GOAL:
List each line in which the string "JSON" appears.

- - -

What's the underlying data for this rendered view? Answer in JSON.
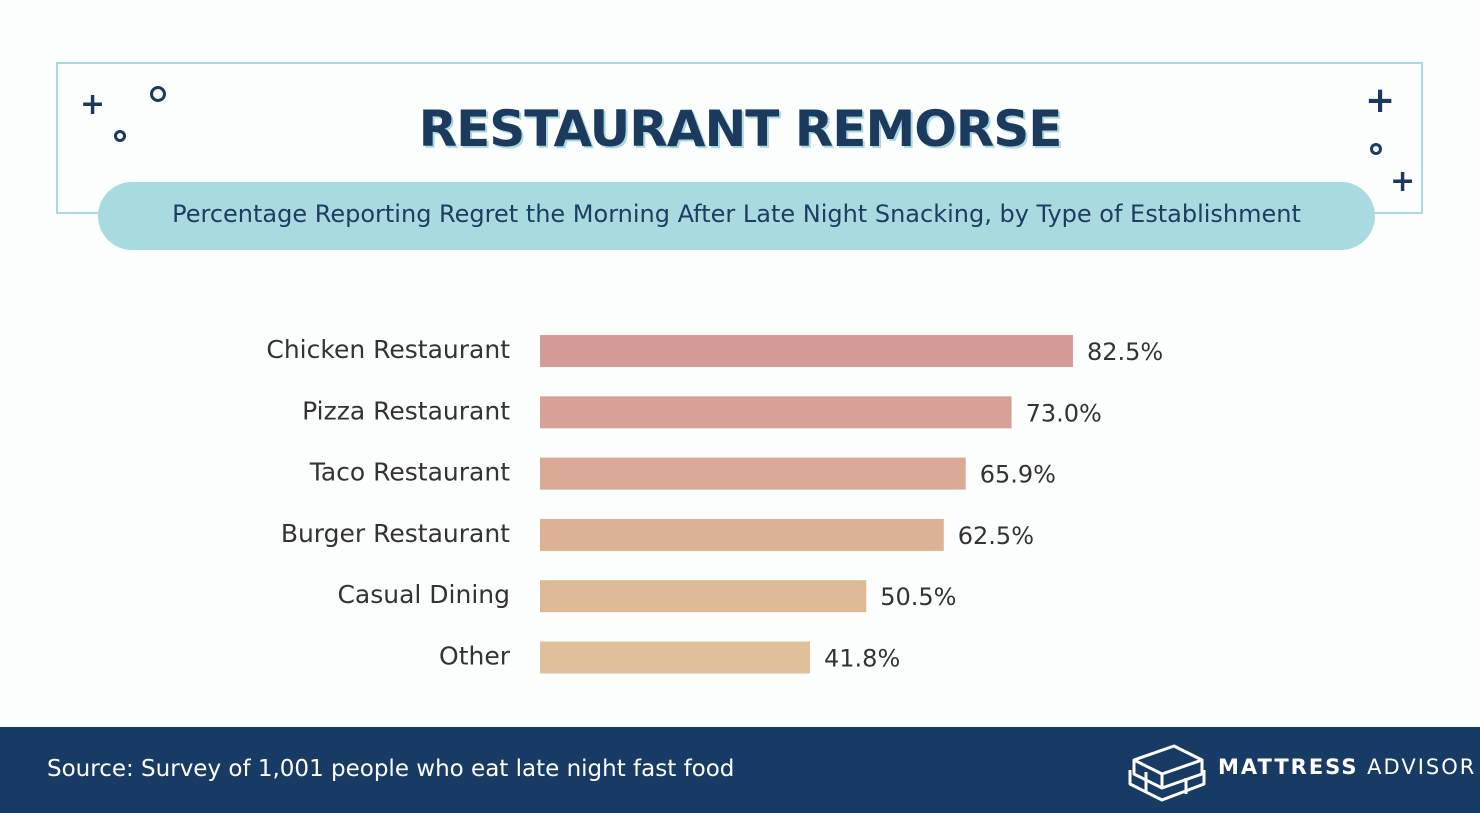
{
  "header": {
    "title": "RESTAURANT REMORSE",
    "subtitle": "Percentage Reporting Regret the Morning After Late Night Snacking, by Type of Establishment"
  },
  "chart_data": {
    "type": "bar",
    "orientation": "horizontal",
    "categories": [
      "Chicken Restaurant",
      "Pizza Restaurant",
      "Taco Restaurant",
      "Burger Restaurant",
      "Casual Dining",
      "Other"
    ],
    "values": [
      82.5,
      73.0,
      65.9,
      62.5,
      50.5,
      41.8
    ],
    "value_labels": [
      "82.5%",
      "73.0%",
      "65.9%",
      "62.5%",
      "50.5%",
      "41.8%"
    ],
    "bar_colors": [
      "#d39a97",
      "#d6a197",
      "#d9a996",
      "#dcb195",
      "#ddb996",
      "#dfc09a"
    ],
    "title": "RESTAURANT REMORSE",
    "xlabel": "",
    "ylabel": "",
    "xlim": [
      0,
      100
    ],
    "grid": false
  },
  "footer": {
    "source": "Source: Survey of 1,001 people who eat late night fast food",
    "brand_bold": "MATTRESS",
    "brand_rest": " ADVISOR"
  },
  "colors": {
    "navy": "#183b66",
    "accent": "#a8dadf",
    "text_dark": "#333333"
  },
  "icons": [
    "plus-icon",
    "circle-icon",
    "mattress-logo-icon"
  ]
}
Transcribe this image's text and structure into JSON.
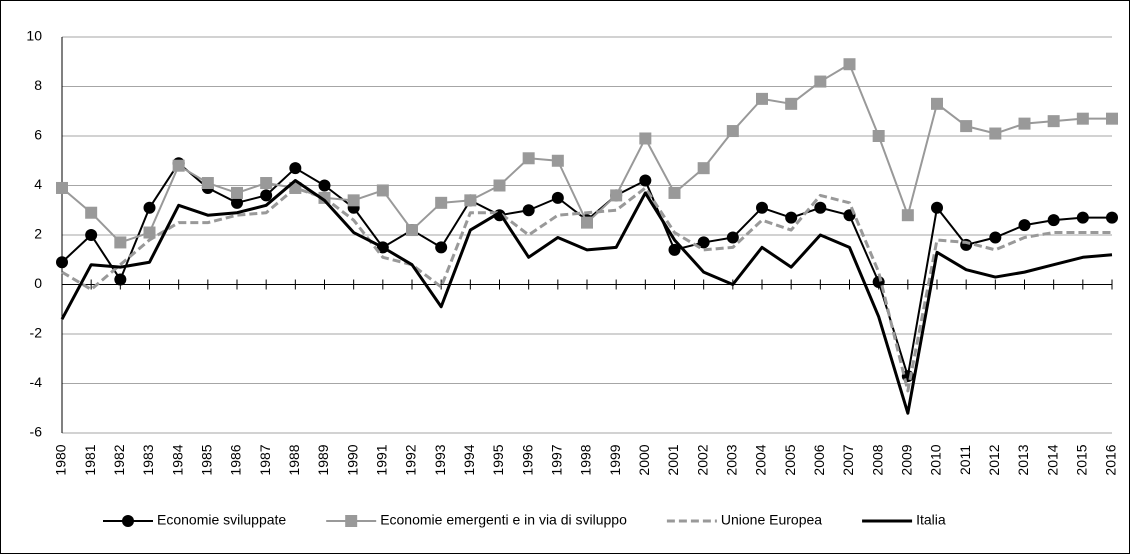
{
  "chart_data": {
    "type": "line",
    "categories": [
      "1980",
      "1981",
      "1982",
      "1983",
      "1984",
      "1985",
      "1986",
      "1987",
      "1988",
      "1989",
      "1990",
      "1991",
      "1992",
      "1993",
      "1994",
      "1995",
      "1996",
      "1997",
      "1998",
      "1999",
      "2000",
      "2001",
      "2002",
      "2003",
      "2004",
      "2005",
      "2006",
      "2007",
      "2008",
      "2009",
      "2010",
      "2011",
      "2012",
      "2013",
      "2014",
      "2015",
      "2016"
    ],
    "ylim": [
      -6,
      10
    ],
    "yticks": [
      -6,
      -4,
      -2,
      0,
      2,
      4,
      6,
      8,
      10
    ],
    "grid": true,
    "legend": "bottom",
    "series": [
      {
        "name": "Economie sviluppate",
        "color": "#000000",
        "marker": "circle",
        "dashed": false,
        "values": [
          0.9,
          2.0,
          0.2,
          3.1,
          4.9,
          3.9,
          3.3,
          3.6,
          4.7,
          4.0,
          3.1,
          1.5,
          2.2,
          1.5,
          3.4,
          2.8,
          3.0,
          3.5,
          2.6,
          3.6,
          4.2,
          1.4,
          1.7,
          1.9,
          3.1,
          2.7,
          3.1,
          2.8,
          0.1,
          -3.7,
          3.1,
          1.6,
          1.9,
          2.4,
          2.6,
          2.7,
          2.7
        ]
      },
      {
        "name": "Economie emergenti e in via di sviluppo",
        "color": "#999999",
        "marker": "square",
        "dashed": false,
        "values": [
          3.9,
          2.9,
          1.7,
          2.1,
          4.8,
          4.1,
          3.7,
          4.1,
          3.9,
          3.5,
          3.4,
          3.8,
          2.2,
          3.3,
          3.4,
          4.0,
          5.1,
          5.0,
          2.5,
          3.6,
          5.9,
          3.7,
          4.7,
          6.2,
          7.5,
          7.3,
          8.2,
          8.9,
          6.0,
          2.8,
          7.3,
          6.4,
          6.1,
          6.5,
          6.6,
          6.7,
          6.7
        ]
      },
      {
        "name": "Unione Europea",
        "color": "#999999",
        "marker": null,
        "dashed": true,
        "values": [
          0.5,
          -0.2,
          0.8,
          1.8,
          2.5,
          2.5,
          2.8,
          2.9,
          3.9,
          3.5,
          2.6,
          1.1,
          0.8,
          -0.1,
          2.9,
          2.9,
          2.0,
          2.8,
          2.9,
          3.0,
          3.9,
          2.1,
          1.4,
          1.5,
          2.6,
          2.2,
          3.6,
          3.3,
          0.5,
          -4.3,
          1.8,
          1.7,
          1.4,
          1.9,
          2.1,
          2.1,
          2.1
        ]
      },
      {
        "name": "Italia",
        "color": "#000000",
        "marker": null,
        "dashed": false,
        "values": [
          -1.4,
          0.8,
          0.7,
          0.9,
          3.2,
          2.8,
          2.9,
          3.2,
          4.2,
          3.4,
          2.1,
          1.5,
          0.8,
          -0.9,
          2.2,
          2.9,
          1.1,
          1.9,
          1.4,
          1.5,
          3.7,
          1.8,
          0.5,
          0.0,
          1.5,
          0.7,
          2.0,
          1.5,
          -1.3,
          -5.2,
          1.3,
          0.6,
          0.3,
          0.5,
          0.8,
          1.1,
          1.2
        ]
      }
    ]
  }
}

- - -

EXPECTED ANSWER:
What's the underlying data for this rendered view? Answer in JSON.
Transcribe this image's text and structure into JSON.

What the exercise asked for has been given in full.